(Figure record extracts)
────
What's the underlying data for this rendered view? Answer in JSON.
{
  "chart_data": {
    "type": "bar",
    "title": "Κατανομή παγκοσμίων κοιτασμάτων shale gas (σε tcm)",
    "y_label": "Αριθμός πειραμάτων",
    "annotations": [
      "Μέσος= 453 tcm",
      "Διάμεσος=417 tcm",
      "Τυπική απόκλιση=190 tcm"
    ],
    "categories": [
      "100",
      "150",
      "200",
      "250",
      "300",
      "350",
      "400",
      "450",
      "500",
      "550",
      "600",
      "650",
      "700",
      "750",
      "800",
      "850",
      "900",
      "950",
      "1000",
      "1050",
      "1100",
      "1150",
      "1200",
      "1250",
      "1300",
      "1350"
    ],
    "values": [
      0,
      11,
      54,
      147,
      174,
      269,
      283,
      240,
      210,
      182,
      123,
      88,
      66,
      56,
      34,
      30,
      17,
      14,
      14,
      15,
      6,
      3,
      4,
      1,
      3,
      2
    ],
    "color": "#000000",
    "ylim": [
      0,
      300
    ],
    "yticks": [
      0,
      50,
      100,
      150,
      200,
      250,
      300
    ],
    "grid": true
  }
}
────
What this task involves => Return every line of the material exactly.

Written response =>
What's the underlying data for this rendered view? Answer in JSON.
{
  "chart_data": {
    "type": "bar",
    "title": "Κατανομή παγκοσμίων κοιτασμάτων shale gas (σε tcm)",
    "y_label": "Αριθμός πειραμάτων",
    "annotations": [
      "Μέσος= 453 tcm",
      "Διάμεσος=417 tcm",
      "Τυπική απόκλιση=190 tcm"
    ],
    "categories": [
      "100",
      "150",
      "200",
      "250",
      "300",
      "350",
      "400",
      "450",
      "500",
      "550",
      "600",
      "650",
      "700",
      "750",
      "800",
      "850",
      "900",
      "950",
      "1000",
      "1050",
      "1100",
      "1150",
      "1200",
      "1250",
      "1300",
      "1350"
    ],
    "values": [
      0,
      11,
      54,
      147,
      174,
      269,
      283,
      240,
      210,
      182,
      123,
      88,
      66,
      56,
      34,
      30,
      17,
      14,
      14,
      15,
      6,
      3,
      4,
      1,
      3,
      2
    ],
    "color": "#000000",
    "ylim": [
      0,
      300
    ],
    "yticks": [
      0,
      50,
      100,
      150,
      200,
      250,
      300
    ],
    "grid": true
  }
}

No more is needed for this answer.